* Begin *

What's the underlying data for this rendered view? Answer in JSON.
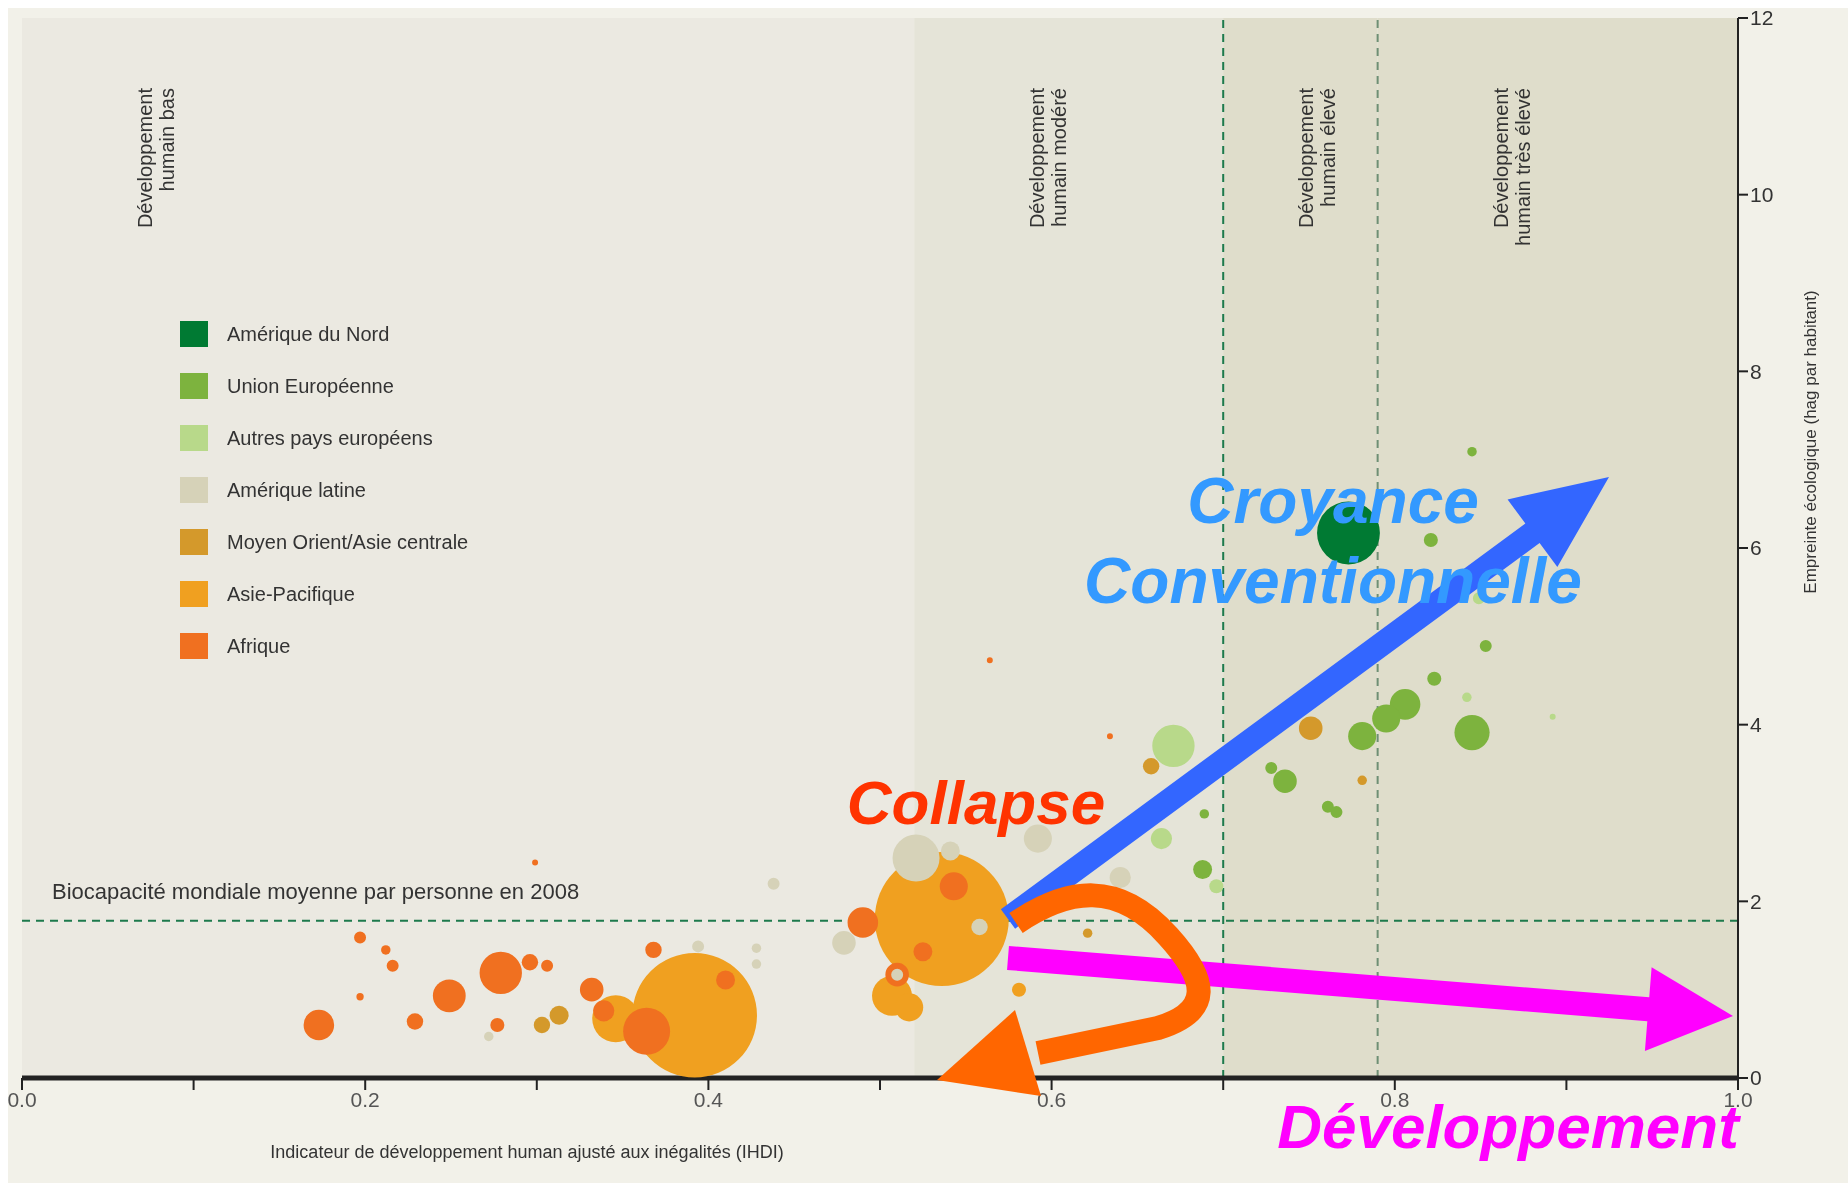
{
  "chart_data": {
    "type": "bubble",
    "xlabel": "Indicateur de développement human ajusté aux inégalités (IHDI)",
    "ylabel": "Empreinte écologique (hag par habitant)",
    "xlim": [
      0,
      1
    ],
    "ylim": [
      0,
      12
    ],
    "xticks": [
      {
        "value": 0,
        "label": "0.0"
      },
      {
        "value": 0.1,
        "label": null
      },
      {
        "value": 0.2,
        "label": "0.2"
      },
      {
        "value": 0.3,
        "label": null
      },
      {
        "value": 0.4,
        "label": "0.4"
      },
      {
        "value": 0.5,
        "label": null
      },
      {
        "value": 0.6,
        "label": "0.6"
      },
      {
        "value": 0.7,
        "label": null
      },
      {
        "value": 0.8,
        "label": "0.8"
      },
      {
        "value": 0.9,
        "label": null
      },
      {
        "value": 1,
        "label": "1.0"
      }
    ],
    "yticks": [
      0,
      2,
      4,
      6,
      8,
      10,
      12
    ],
    "legend": "top left",
    "bands": [
      {
        "axis": "x",
        "from": 0,
        "to": 0.52,
        "label": "Développement humain bas",
        "color": "#ebe9e1"
      },
      {
        "axis": "x",
        "from": 0.52,
        "to": 0.7,
        "label": "Développement humain modéré",
        "color": "#e5e4d8"
      },
      {
        "axis": "x",
        "from": 0.7,
        "to": 0.79,
        "label": "Développement humain élevé",
        "color": "#dfddcb"
      },
      {
        "axis": "x",
        "from": 0.79,
        "to": 1,
        "label": "Développement humain très élevé",
        "color": "#dfddcb"
      }
    ],
    "ref_lines": [
      {
        "axis": "y",
        "value": 1.78,
        "label": "Biocapacité mondiale moyenne par personne en 2008",
        "color": "#1d7a4c",
        "line_style": "dashed"
      },
      {
        "axis": "x",
        "value": 0.7,
        "label": null,
        "color": "#1d7a4c",
        "line_style": "dashed"
      },
      {
        "axis": "x",
        "value": 0.79,
        "label": null,
        "color": "#6e8f74",
        "line_style": "dashed"
      }
    ],
    "annotations": [
      "Croyance Conventionnelle",
      "Collapse",
      "Développement"
    ],
    "series": [
      {
        "name": "Amérique du Nord",
        "color": "#007a33",
        "x": [
          0.773
        ],
        "values": [
          6.17
        ],
        "sizes": [
          0.22
        ]
      },
      {
        "name": "Union Européenne",
        "color": "#7db33e",
        "x": [
          0.845,
          0.821,
          0.853,
          0.823,
          0.806,
          0.795,
          0.781,
          0.845,
          0.736,
          0.728,
          0.761,
          0.766,
          0.688,
          0.689
        ],
        "values": [
          7.09,
          6.09,
          4.89,
          4.52,
          4.23,
          4.07,
          3.87,
          3.91,
          3.36,
          3.51,
          3.07,
          3.01,
          2.36,
          2.99
        ],
        "sizes": [
          0.005,
          0.011,
          0.008,
          0.011,
          0.052,
          0.044,
          0.044,
          0.069,
          0.031,
          0.008,
          0.008,
          0.008,
          0.02,
          0.005
        ]
      },
      {
        "name": "Autres pays européens",
        "color": "#b8d98a",
        "x": [
          0.671,
          0.664,
          0.696,
          0.842,
          0.892,
          0.849
        ],
        "values": [
          3.76,
          2.71,
          2.17,
          4.31,
          4.09,
          5.43
        ],
        "sizes": [
          0.1,
          0.025,
          0.011,
          0.005,
          0.002,
          0.008
        ]
      },
      {
        "name": "Amérique latine",
        "color": "#d6d2b8",
        "x": [
          0.521,
          0.541,
          0.479,
          0.558,
          0.438,
          0.394,
          0.428,
          0.428,
          0.272,
          0.592,
          0.64,
          0.51
        ],
        "values": [
          2.49,
          2.57,
          1.53,
          1.71,
          2.2,
          1.49,
          1.47,
          1.29,
          0.47,
          2.71,
          2.27,
          1.17
        ],
        "sizes": [
          0.123,
          0.02,
          0.031,
          0.015,
          0.008,
          0.008,
          0.005,
          0.005,
          0.005,
          0.044,
          0.025,
          0.008
        ]
      },
      {
        "name": "Moyen Orient/Asie centrale",
        "color": "#d4992b",
        "x": [
          0.658,
          0.751,
          0.781,
          0.313,
          0.303,
          0.621
        ],
        "values": [
          3.53,
          3.96,
          3.37,
          0.71,
          0.6,
          1.64
        ],
        "sizes": [
          0.015,
          0.031,
          0.005,
          0.02,
          0.015,
          0.005
        ]
      },
      {
        "name": "Asie-Pacifique",
        "color": "#f0a020",
        "x": [
          0.536,
          0.392,
          0.346,
          0.507,
          0.517,
          0.581
        ],
        "values": [
          1.8,
          0.71,
          0.67,
          0.93,
          0.8,
          1.0
        ],
        "sizes": [
          1,
          0.865,
          0.123,
          0.089,
          0.044,
          0.011
        ]
      },
      {
        "name": "Afrique",
        "color": "#f07020",
        "x": [
          0.173,
          0.197,
          0.212,
          0.216,
          0.197,
          0.229,
          0.249,
          0.279,
          0.296,
          0.306,
          0.277,
          0.332,
          0.339,
          0.364,
          0.368,
          0.41,
          0.49,
          0.543,
          0.525,
          0.51,
          0.299,
          0.564,
          0.634
        ],
        "values": [
          0.6,
          1.59,
          1.45,
          1.27,
          0.92,
          0.64,
          0.93,
          1.19,
          1.31,
          1.27,
          0.6,
          1.0,
          0.76,
          0.53,
          1.45,
          1.11,
          1.76,
          2.17,
          1.43,
          1.17,
          2.44,
          4.73,
          3.87
        ],
        "sizes": [
          0.052,
          0.008,
          0.005,
          0.008,
          0.003,
          0.015,
          0.06,
          0.1,
          0.015,
          0.008,
          0.011,
          0.031,
          0.025,
          0.123,
          0.015,
          0.02,
          0.052,
          0.044,
          0.02,
          0.031,
          0.002,
          0.002,
          0.002
        ]
      }
    ]
  }
}
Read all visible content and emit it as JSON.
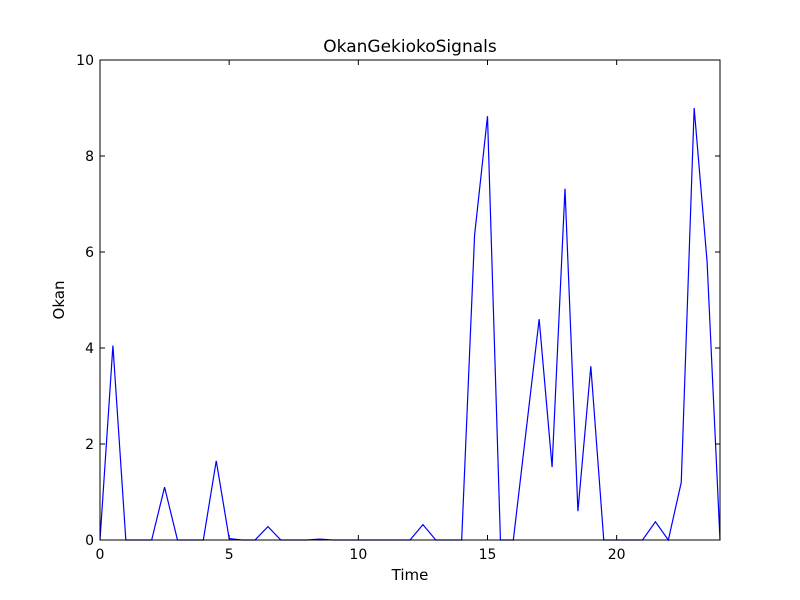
{
  "chart_data": {
    "type": "line",
    "title": "OkanGekiokoSignals",
    "xlabel": "Time",
    "ylabel": "Okan",
    "xlim": [
      0,
      24
    ],
    "ylim": [
      0,
      10
    ],
    "xticks": [
      0,
      5,
      10,
      15,
      20
    ],
    "yticks": [
      0,
      2,
      4,
      6,
      8,
      10
    ],
    "grid": false,
    "line_color": "#0000ff",
    "series": [
      {
        "x": [
          0,
          0.5,
          1,
          1.5,
          2,
          2.5,
          3,
          3.5,
          4,
          4.5,
          5,
          5.5,
          6,
          6.5,
          7,
          7.5,
          8,
          8.5,
          9,
          9.5,
          10,
          10.5,
          11,
          11.5,
          12,
          12.5,
          13,
          13.5,
          14,
          14.5,
          15,
          15.5,
          16,
          16.5,
          17,
          17.5,
          18,
          18.5,
          19,
          19.5,
          20,
          20.5,
          21,
          21.5,
          22,
          22.5,
          23,
          23.5,
          24
        ],
        "y": [
          0,
          4.05,
          0,
          0,
          0,
          1.1,
          0,
          0,
          0,
          1.65,
          0.03,
          0,
          0,
          0.28,
          0,
          0,
          0,
          0.02,
          0,
          0,
          0,
          0,
          0,
          0,
          0,
          0.32,
          0,
          0,
          0,
          6.35,
          8.83,
          0,
          0,
          2.3,
          4.6,
          1.52,
          7.32,
          0.6,
          3.62,
          0,
          0,
          0,
          0,
          0.38,
          0,
          1.2,
          9.0,
          5.8,
          0
        ]
      }
    ]
  }
}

* End *

:: WRITTEN REQUEST ::
Quote every record above exactly, leaving out any pictures.

:: TASK RESULT ::
What's the underlying data for this rendered view? Answer in JSON.
{
  "chart_data": {
    "type": "bubble",
    "xlabel": "Indicateur de développement human ajusté aux inégalités (IHDI)",
    "ylabel": "Empreinte écologique (hag par habitant)",
    "xlim": [
      0,
      1
    ],
    "ylim": [
      0,
      12
    ],
    "xticks": [
      {
        "value": 0,
        "label": "0.0"
      },
      {
        "value": 0.1,
        "label": null
      },
      {
        "value": 0.2,
        "label": "0.2"
      },
      {
        "value": 0.3,
        "label": null
      },
      {
        "value": 0.4,
        "label": "0.4"
      },
      {
        "value": 0.5,
        "label": null
      },
      {
        "value": 0.6,
        "label": "0.6"
      },
      {
        "value": 0.7,
        "label": null
      },
      {
        "value": 0.8,
        "label": "0.8"
      },
      {
        "value": 0.9,
        "label": null
      },
      {
        "value": 1,
        "label": "1.0"
      }
    ],
    "yticks": [
      0,
      2,
      4,
      6,
      8,
      10,
      12
    ],
    "legend": "top left",
    "bands": [
      {
        "axis": "x",
        "from": 0,
        "to": 0.52,
        "label": "Développement humain bas",
        "color": "#ebe9e1"
      },
      {
        "axis": "x",
        "from": 0.52,
        "to": 0.7,
        "label": "Développement humain modéré",
        "color": "#e5e4d8"
      },
      {
        "axis": "x",
        "from": 0.7,
        "to": 0.79,
        "label": "Développement humain élevé",
        "color": "#dfddcb"
      },
      {
        "axis": "x",
        "from": 0.79,
        "to": 1,
        "label": "Développement humain très élevé",
        "color": "#dfddcb"
      }
    ],
    "ref_lines": [
      {
        "axis": "y",
        "value": 1.78,
        "label": "Biocapacité mondiale moyenne par personne en 2008",
        "color": "#1d7a4c",
        "line_style": "dashed"
      },
      {
        "axis": "x",
        "value": 0.7,
        "label": null,
        "color": "#1d7a4c",
        "line_style": "dashed"
      },
      {
        "axis": "x",
        "value": 0.79,
        "label": null,
        "color": "#6e8f74",
        "line_style": "dashed"
      }
    ],
    "annotations": [
      "Croyance Conventionnelle",
      "Collapse",
      "Développement"
    ],
    "series": [
      {
        "name": "Amérique du Nord",
        "color": "#007a33",
        "x": [
          0.773
        ],
        "values": [
          6.17
        ],
        "sizes": [
          0.22
        ]
      },
      {
        "name": "Union Européenne",
        "color": "#7db33e",
        "x": [
          0.845,
          0.821,
          0.853,
          0.823,
          0.806,
          0.795,
          0.781,
          0.845,
          0.736,
          0.728,
          0.761,
          0.766,
          0.688,
          0.689
        ],
        "values": [
          7.09,
          6.09,
          4.89,
          4.52,
          4.23,
          4.07,
          3.87,
          3.91,
          3.36,
          3.51,
          3.07,
          3.01,
          2.36,
          2.99
        ],
        "sizes": [
          0.005,
          0.011,
          0.008,
          0.011,
          0.052,
          0.044,
          0.044,
          0.069,
          0.031,
          0.008,
          0.008,
          0.008,
          0.02,
          0.005
        ]
      },
      {
        "name": "Autres pays européens",
        "color": "#b8d98a",
        "x": [
          0.671,
          0.664,
          0.696,
          0.842,
          0.892,
          0.849
        ],
        "values": [
          3.76,
          2.71,
          2.17,
          4.31,
          4.09,
          5.43
        ],
        "sizes": [
          0.1,
          0.025,
          0.011,
          0.005,
          0.002,
          0.008
        ]
      },
      {
        "name": "Amérique latine",
        "color": "#d6d2b8",
        "x": [
          0.521,
          0.541,
          0.479,
          0.558,
          0.438,
          0.394,
          0.428,
          0.428,
          0.272,
          0.592,
          0.64,
          0.51
        ],
        "values": [
          2.49,
          2.57,
          1.53,
          1.71,
          2.2,
          1.49,
          1.47,
          1.29,
          0.47,
          2.71,
          2.27,
          1.17
        ],
        "sizes": [
          0.123,
          0.02,
          0.031,
          0.015,
          0.008,
          0.008,
          0.005,
          0.005,
          0.005,
          0.044,
          0.025,
          0.008
        ]
      },
      {
        "name": "Moyen Orient/Asie centrale",
        "color": "#d4992b",
        "x": [
          0.658,
          0.751,
          0.781,
          0.313,
          0.303,
          0.621
        ],
        "values": [
          3.53,
          3.96,
          3.37,
          0.71,
          0.6,
          1.64
        ],
        "sizes": [
          0.015,
          0.031,
          0.005,
          0.02,
          0.015,
          0.005
        ]
      },
      {
        "name": "Asie-Pacifique",
        "color": "#f0a020",
        "x": [
          0.536,
          0.392,
          0.346,
          0.507,
          0.517,
          0.581
        ],
        "values": [
          1.8,
          0.71,
          0.67,
          0.93,
          0.8,
          1.0
        ],
        "sizes": [
          1,
          0.865,
          0.123,
          0.089,
          0.044,
          0.011
        ]
      },
      {
        "name": "Afrique",
        "color": "#f07020",
        "x": [
          0.173,
          0.197,
          0.212,
          0.216,
          0.197,
          0.229,
          0.249,
          0.279,
          0.296,
          0.306,
          0.277,
          0.332,
          0.339,
          0.364,
          0.368,
          0.41,
          0.49,
          0.543,
          0.525,
          0.51,
          0.299,
          0.564,
          0.634
        ],
        "values": [
          0.6,
          1.59,
          1.45,
          1.27,
          0.92,
          0.64,
          0.93,
          1.19,
          1.31,
          1.27,
          0.6,
          1.0,
          0.76,
          0.53,
          1.45,
          1.11,
          1.76,
          2.17,
          1.43,
          1.17,
          2.44,
          4.73,
          3.87
        ],
        "sizes": [
          0.052,
          0.008,
          0.005,
          0.008,
          0.003,
          0.015,
          0.06,
          0.1,
          0.015,
          0.008,
          0.011,
          0.031,
          0.025,
          0.123,
          0.015,
          0.02,
          0.052,
          0.044,
          0.02,
          0.031,
          0.002,
          0.002,
          0.002
        ]
      }
    ]
  }
}
Read all visible content and emit it as JSON.
{
  "chart_data": {
    "type": "line",
    "title": "OkanGekiokoSignals",
    "xlabel": "Time",
    "ylabel": "Okan",
    "xlim": [
      0,
      24
    ],
    "ylim": [
      0,
      10
    ],
    "xticks": [
      0,
      5,
      10,
      15,
      20
    ],
    "yticks": [
      0,
      2,
      4,
      6,
      8,
      10
    ],
    "grid": false,
    "line_color": "#0000ff",
    "series": [
      {
        "x": [
          0,
          0.5,
          1,
          1.5,
          2,
          2.5,
          3,
          3.5,
          4,
          4.5,
          5,
          5.5,
          6,
          6.5,
          7,
          7.5,
          8,
          8.5,
          9,
          9.5,
          10,
          10.5,
          11,
          11.5,
          12,
          12.5,
          13,
          13.5,
          14,
          14.5,
          15,
          15.5,
          16,
          16.5,
          17,
          17.5,
          18,
          18.5,
          19,
          19.5,
          20,
          20.5,
          21,
          21.5,
          22,
          22.5,
          23,
          23.5,
          24
        ],
        "y": [
          0,
          4.05,
          0,
          0,
          0,
          1.1,
          0,
          0,
          0,
          1.65,
          0.03,
          0,
          0,
          0.28,
          0,
          0,
          0,
          0.02,
          0,
          0,
          0,
          0,
          0,
          0,
          0,
          0.32,
          0,
          0,
          0,
          6.35,
          8.83,
          0,
          0,
          2.3,
          4.6,
          1.52,
          7.32,
          0.6,
          3.62,
          0,
          0,
          0,
          0,
          0.38,
          0,
          1.2,
          9.0,
          5.8,
          0
        ]
      }
    ]
  }
}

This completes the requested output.